Reading text >>
------------------------------------------------------------------------
Image-based localization, also known as cross-view geo-localization, involves finding corresponding points or regions between images taken from different viewpoints at the same location. It plays an important role in many applications, including remote sensing and localization in unmanned aerial vehicles (UAVs) [1,2,3], vehicle localization [4,5,6,7,8], wide-area augmented reality, and so on. The goal is to establish correspondences between images captured from different camera view angles, such as query images captured by a dashcam, mobile camera, etc., versus references views captured by satellite, UAV, and more, which allows the images to be aligned and compared to each other.
Recent advances in computer vision and deep learning have enabled significant improvements in cross-view image localization performance [5,8]. However, it is still a common practice to make both query and reference images look similar to improve performance [9,10]. Therefore, it is still a challenge to address the variability of image appearances caused by differences in lighting, scene structure, and weather conditions. For example, the Google Maps Platform provides public access to Google Street Views [11] and Satellite Views at given locations, which can serve as reference points for cross-view geo-localization tasks [4,5,8,9,12]. However, these photos are taken globally and uploaded to the Google Street View database at infrequent times. Many images that are used in Google Street View can be outdated, from by about a month to years, depending on the location. This is not to mention that the reference images are usually taken in a single light condition, i.e., clear light, whereas real-world users may capture a photo in any light condition. Figure 1 shows an example of when different Google Street View images are taken at different timestamps at the same location. Apparently, if a mobile user tries to match a cell phone image taken at this location with a Google Street View captured at a completely different time or season, the matching performance would be degraded. Experiments in [12] have evaluated the performance degradation caused by the misalignment of matching pairs.
------------------------------------------------------------------------
Supplied entries >>

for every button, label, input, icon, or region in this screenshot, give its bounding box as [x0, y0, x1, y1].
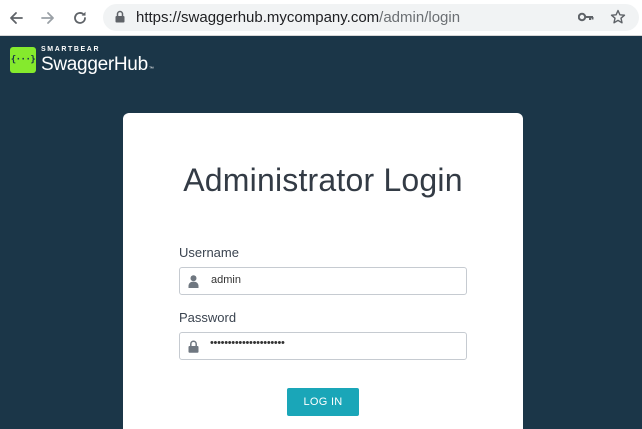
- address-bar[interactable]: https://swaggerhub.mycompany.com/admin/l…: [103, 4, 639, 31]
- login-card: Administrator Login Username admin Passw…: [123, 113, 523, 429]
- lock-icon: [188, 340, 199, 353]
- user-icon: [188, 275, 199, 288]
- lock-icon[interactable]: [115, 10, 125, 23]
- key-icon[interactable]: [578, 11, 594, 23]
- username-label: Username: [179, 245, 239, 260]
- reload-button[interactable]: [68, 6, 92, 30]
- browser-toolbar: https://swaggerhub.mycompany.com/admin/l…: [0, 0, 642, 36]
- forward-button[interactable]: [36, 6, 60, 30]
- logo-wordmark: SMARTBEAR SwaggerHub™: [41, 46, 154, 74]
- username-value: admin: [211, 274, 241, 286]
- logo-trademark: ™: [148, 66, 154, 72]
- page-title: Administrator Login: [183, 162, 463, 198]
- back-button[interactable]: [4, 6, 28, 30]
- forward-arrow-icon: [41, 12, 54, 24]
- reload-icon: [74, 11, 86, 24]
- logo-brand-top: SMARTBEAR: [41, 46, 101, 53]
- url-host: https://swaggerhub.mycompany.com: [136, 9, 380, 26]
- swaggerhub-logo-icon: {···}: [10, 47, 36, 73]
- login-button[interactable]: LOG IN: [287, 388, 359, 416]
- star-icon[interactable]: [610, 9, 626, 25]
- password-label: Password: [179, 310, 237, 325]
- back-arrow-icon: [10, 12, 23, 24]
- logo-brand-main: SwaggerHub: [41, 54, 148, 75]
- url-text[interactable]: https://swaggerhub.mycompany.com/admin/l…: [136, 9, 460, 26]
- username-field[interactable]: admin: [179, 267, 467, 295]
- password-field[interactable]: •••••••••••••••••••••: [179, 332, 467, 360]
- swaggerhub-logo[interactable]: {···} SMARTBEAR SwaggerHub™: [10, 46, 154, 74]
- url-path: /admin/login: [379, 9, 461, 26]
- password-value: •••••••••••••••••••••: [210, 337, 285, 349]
------------------------------------------------------------------------
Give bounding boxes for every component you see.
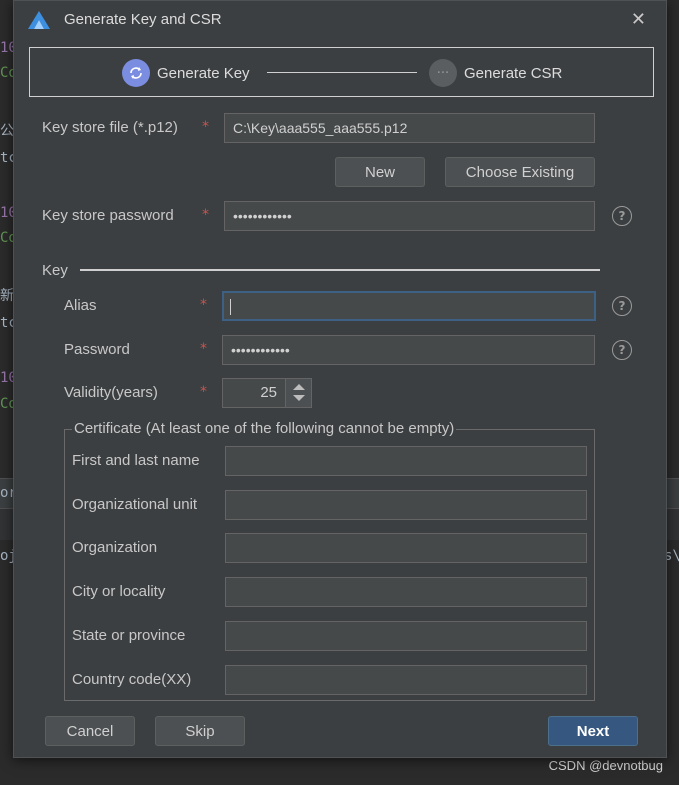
------------------------------------------------------------------------
Your objective >> Transcribe the part of the cross-view geo-localization text between "Image-based localization, also" and "to each other.", inclusive.

Final answer >>
Image-based localization, also known as cross-view geo-localization, involves finding corresponding points or regions between images taken from different viewpoints at the same location. It plays an important role in many applications, including remote sensing and localization in unmanned aerial vehicles (UAVs) [1,2,3], vehicle localization [4,5,6,7,8], wide-area augmented reality, and so on. The goal is to establish correspondences between images captured from different camera view angles, such as query images captured by a dashcam, mobile camera, etc., versus references views captured by satellite, UAV, and more, which allows the images to be aligned and compared to each other.